Records
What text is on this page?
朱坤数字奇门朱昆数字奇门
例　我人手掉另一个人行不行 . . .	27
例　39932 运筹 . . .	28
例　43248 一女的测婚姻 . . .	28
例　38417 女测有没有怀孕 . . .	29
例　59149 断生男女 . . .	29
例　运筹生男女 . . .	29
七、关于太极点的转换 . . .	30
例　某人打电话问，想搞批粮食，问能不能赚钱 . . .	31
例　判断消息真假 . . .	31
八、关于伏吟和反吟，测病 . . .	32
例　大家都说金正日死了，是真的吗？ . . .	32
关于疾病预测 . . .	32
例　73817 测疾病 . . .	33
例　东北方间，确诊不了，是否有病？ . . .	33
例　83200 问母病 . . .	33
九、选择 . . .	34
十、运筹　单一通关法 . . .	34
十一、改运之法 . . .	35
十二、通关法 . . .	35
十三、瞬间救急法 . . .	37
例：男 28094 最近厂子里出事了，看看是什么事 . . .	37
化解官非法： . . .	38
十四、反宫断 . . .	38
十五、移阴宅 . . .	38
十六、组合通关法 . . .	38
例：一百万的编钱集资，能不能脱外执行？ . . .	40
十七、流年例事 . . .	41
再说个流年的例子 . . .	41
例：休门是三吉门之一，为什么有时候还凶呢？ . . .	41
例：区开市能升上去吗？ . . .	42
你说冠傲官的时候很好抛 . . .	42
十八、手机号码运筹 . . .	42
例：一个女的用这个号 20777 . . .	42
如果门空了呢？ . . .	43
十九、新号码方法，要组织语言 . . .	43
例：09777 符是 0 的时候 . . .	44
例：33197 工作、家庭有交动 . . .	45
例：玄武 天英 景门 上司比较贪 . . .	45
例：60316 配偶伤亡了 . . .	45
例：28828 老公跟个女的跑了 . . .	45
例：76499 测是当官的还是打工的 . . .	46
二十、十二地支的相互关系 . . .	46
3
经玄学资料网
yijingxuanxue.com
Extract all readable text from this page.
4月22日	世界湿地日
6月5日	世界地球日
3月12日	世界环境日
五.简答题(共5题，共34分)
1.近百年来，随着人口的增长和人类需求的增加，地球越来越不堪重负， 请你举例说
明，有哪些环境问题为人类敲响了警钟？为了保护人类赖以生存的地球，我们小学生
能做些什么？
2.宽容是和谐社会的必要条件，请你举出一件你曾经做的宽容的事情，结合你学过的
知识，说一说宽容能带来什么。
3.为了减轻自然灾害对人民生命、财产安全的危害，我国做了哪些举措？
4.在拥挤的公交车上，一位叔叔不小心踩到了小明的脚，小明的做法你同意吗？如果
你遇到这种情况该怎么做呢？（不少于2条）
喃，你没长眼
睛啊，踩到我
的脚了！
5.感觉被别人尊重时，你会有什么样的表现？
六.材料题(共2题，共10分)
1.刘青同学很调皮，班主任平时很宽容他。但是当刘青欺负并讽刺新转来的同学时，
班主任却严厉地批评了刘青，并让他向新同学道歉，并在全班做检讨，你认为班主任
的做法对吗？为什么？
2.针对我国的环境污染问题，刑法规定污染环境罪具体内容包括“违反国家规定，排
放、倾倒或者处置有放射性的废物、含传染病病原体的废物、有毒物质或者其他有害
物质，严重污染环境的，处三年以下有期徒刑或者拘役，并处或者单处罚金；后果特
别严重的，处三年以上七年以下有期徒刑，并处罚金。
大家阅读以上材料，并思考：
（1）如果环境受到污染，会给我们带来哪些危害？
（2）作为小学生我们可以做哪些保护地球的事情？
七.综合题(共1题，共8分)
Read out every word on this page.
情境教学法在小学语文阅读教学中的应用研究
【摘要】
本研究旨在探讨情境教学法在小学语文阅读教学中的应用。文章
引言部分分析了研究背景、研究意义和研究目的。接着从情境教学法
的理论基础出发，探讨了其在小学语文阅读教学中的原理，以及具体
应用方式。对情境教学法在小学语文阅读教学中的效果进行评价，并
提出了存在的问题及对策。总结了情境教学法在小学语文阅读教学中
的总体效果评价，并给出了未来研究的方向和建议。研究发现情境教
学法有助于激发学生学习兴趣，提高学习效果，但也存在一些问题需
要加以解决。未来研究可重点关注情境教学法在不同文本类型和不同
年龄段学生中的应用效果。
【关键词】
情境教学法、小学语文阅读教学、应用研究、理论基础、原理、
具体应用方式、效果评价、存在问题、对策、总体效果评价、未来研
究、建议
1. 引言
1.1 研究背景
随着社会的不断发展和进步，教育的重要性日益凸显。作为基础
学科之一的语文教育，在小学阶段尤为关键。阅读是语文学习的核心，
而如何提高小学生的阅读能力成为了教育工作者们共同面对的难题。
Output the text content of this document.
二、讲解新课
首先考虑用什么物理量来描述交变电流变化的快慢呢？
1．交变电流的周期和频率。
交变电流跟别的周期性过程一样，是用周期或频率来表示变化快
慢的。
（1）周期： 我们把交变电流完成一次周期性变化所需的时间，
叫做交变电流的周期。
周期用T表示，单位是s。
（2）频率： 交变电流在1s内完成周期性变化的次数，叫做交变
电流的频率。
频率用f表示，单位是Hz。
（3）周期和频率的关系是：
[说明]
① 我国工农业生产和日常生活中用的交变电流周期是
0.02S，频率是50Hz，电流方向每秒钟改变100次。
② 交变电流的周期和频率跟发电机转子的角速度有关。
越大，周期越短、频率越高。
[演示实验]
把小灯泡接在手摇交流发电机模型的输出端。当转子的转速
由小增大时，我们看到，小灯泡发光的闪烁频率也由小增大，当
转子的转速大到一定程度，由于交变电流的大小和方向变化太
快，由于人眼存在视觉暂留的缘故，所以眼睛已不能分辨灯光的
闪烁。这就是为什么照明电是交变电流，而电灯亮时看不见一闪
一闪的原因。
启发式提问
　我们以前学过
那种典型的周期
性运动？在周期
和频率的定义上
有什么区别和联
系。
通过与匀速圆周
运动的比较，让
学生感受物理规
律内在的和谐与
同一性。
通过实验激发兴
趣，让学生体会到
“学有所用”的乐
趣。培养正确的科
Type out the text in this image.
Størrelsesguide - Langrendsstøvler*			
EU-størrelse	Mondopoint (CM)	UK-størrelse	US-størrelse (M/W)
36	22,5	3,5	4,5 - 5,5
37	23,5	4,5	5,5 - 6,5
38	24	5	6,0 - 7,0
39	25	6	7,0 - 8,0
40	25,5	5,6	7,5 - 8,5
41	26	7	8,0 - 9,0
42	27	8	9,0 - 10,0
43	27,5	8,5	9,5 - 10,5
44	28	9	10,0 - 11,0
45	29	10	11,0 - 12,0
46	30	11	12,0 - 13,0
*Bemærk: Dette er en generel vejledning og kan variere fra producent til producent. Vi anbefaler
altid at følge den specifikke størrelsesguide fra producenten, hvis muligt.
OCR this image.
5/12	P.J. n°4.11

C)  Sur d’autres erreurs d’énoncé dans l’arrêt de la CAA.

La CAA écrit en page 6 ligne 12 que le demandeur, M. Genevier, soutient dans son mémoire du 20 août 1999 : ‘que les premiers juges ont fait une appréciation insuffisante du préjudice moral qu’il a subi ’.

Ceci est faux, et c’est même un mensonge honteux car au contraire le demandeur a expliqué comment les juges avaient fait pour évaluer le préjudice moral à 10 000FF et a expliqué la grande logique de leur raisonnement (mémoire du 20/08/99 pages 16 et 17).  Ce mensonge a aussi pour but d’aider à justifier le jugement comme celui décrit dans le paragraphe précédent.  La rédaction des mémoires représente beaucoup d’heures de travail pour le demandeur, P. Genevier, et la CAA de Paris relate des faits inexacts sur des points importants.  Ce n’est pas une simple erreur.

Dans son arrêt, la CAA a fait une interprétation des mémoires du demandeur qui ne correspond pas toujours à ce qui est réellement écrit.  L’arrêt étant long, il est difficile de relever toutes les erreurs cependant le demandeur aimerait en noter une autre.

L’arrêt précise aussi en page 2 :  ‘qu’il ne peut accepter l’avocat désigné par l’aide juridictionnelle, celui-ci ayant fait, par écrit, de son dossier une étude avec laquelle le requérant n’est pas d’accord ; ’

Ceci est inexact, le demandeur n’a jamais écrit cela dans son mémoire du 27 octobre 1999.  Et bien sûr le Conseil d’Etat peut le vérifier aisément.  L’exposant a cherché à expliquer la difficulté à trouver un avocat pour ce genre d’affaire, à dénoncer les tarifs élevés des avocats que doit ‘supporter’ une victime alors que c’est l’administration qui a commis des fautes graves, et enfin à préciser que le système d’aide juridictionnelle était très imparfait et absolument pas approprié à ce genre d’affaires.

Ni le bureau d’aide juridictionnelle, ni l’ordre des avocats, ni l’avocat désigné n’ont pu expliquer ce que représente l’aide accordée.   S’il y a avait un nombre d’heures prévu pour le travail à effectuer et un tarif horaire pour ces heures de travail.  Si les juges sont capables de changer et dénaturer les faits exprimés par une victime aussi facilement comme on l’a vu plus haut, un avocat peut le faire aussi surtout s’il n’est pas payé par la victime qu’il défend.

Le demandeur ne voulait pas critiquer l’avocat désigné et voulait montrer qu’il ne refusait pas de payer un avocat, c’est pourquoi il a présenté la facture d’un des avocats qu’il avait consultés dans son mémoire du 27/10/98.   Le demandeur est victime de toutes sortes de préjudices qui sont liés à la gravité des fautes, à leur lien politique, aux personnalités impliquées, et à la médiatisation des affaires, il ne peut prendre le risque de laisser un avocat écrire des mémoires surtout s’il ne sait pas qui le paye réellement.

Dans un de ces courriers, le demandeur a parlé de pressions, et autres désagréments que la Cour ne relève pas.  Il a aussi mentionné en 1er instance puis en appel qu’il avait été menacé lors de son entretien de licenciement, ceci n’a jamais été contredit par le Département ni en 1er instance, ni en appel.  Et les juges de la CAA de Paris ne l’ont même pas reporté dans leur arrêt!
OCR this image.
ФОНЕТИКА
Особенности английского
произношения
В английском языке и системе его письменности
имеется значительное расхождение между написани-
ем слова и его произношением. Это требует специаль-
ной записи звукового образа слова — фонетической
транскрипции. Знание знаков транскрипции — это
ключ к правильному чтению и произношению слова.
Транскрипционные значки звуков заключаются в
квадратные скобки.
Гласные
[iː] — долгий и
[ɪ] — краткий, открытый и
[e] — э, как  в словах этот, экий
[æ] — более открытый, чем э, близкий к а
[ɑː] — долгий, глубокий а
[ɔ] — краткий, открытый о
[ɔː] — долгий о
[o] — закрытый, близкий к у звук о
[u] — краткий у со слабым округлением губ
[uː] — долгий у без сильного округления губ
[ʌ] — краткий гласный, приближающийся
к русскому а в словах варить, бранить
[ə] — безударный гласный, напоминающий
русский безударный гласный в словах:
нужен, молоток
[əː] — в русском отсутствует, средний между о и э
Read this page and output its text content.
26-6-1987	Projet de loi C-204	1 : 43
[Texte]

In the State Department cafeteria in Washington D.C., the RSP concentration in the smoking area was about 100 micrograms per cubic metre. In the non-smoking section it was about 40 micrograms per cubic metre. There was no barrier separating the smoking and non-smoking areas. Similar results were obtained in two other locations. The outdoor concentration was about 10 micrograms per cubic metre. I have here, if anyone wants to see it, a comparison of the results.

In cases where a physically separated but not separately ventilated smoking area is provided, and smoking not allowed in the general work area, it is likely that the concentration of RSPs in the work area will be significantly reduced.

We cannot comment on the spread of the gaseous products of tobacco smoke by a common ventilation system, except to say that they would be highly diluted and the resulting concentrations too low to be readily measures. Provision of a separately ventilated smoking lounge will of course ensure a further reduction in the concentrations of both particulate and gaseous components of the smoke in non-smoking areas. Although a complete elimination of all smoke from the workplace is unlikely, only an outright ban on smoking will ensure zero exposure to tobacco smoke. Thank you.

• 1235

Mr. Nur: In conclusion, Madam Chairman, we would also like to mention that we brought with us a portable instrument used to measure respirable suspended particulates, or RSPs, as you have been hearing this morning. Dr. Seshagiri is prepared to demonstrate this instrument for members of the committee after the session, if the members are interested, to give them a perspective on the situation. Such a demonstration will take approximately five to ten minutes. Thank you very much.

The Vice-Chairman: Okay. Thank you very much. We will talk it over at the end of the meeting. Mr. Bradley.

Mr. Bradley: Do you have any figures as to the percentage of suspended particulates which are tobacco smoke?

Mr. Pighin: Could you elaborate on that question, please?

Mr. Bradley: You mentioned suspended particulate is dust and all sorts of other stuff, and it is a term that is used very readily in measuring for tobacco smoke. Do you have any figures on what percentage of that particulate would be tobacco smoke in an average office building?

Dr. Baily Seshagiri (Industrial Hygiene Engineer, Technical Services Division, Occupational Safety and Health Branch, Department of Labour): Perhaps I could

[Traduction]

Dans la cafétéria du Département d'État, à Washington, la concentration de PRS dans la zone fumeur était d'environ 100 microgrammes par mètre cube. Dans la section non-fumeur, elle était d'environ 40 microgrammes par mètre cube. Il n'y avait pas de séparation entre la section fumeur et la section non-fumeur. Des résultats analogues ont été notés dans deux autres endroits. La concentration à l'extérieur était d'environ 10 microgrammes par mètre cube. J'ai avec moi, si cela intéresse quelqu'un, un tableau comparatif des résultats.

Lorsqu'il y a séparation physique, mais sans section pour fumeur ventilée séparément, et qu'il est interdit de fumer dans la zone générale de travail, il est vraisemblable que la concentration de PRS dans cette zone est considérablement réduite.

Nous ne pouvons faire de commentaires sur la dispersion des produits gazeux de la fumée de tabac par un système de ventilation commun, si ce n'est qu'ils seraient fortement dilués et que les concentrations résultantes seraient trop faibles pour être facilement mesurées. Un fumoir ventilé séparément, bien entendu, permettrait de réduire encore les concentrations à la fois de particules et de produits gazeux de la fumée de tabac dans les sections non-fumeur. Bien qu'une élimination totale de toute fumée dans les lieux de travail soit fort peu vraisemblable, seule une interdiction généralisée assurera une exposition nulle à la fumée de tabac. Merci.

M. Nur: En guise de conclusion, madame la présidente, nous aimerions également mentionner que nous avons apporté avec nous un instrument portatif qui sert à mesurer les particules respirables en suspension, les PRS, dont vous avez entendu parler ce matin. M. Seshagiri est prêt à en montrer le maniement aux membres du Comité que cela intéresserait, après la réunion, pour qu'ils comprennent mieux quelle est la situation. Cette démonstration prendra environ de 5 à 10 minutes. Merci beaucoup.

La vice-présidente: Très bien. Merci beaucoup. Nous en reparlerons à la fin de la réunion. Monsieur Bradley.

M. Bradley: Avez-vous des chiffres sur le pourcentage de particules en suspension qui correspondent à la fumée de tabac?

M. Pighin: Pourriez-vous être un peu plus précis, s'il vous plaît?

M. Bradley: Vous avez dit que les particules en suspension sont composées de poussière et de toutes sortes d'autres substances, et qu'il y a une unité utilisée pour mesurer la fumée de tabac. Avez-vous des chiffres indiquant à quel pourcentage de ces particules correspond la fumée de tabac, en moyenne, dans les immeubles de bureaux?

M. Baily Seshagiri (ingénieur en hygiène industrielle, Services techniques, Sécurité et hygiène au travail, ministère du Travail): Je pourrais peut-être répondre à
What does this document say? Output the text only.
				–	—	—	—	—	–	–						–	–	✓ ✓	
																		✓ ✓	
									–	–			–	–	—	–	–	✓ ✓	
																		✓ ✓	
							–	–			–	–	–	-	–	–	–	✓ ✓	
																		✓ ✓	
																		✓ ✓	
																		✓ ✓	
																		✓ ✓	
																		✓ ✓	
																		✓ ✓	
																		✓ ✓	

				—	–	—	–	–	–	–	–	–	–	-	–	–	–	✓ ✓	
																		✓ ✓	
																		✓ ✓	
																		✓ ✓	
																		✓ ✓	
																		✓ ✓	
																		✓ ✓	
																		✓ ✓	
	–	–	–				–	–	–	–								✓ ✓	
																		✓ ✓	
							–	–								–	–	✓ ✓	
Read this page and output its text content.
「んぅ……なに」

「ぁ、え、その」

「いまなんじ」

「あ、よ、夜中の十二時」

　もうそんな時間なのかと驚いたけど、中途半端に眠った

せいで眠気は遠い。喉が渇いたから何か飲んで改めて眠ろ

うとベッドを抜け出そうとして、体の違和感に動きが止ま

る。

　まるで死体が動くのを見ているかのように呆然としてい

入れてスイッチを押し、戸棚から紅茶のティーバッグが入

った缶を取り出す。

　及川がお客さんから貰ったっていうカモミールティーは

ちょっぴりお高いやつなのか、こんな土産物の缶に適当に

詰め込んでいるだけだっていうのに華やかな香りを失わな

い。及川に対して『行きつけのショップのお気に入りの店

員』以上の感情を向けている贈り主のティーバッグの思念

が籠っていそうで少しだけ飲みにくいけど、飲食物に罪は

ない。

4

PROBLEM DETAILS:
Copy all lines from the listing that contain "erreurs".

RESULT FOR THIS EXERCISE:
C)  Sur d’autres erreurs d’énoncé dans l’arrêt de la CAA.
Dans son arrêt, la CAA a fait une interprétation des mémoires du demandeur qui ne correspond pas toujours à ce qui est réellement écrit.  L’arrêt étant long, il est difficile de relever toutes les erreurs cependant le demandeur aimerait en noter une autre.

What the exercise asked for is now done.